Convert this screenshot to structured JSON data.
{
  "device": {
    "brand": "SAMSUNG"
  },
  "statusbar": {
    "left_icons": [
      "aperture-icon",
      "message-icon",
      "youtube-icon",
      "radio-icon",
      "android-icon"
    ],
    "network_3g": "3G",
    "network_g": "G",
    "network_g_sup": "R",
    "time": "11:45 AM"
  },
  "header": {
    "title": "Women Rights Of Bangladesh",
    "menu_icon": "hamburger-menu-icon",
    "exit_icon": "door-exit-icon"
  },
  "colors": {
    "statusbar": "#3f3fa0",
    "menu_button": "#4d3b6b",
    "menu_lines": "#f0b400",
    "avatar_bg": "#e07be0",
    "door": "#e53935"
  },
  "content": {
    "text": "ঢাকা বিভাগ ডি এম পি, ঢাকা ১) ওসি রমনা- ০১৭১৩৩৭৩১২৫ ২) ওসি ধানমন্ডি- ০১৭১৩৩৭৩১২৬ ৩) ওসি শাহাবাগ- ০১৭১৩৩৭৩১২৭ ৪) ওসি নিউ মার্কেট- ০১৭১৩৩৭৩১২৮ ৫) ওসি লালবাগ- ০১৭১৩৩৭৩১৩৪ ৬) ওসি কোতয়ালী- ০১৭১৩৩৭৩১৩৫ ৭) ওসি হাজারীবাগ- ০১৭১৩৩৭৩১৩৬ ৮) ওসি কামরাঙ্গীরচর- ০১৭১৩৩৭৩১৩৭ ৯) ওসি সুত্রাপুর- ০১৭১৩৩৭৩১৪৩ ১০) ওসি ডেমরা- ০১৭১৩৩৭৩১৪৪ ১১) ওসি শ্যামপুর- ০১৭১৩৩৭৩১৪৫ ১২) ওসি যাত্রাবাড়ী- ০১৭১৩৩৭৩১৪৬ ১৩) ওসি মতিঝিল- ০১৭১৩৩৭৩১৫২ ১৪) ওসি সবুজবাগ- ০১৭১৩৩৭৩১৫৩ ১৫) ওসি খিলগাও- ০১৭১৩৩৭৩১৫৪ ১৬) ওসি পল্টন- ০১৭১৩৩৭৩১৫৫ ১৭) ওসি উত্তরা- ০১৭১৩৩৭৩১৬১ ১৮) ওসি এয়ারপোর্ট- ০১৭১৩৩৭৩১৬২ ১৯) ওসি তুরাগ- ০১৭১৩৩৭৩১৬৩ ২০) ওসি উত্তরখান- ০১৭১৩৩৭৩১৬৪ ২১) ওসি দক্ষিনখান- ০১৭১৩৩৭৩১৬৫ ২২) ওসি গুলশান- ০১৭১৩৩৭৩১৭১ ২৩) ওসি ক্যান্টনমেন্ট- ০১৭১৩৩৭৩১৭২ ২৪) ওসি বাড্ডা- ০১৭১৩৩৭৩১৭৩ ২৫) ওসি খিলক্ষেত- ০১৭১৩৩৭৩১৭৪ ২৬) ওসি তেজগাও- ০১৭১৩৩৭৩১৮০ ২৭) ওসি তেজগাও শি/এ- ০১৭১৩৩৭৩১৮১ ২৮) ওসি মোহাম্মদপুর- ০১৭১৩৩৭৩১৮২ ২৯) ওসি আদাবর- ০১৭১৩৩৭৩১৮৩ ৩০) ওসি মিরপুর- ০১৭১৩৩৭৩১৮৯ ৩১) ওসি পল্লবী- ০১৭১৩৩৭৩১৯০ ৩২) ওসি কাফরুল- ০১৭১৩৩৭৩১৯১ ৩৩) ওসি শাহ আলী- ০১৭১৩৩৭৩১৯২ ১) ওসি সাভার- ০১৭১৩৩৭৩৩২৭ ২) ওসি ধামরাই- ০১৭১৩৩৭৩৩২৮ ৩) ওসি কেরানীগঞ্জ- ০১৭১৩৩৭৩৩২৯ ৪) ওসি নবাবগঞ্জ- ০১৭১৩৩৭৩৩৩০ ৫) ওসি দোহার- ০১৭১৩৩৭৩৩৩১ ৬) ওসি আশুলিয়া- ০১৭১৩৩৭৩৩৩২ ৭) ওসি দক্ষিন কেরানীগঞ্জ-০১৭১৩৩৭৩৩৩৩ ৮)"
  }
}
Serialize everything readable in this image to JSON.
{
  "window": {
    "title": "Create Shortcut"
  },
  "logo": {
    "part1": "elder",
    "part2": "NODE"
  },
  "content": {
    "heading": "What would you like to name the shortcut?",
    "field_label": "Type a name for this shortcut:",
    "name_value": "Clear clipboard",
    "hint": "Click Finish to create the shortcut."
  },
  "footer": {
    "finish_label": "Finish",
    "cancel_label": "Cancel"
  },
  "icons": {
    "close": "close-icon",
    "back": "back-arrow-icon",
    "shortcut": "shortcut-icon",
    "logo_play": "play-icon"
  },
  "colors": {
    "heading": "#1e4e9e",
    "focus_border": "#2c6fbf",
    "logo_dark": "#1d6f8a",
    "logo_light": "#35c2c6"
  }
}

WHAT TO PRODUCE :: The line containing "Serialize everything readable" marks the start; retype it and each line after it through the end of the records above, exactly.

TASK RESULT ::
Serialize everything readable in this image to JSON.
{
  "window": {
    "title": "Create Shortcut"
  },
  "logo": {
    "part1": "elder",
    "part2": "NODE"
  },
  "content": {
    "heading": "What would you like to name the shortcut?",
    "field_label": "Type a name for this shortcut:",
    "name_value": "Clear clipboard",
    "hint": "Click Finish to create the shortcut."
  },
  "footer": {
    "finish_label": "Finish",
    "cancel_label": "Cancel"
  },
  "icons": {
    "close": "close-icon",
    "back": "back-arrow-icon",
    "shortcut": "shortcut-icon",
    "logo_play": "play-icon"
  },
  "colors": {
    "heading": "#1e4e9e",
    "focus_border": "#2c6fbf",
    "logo_dark": "#1d6f8a",
    "logo_light": "#35c2c6"
  }
}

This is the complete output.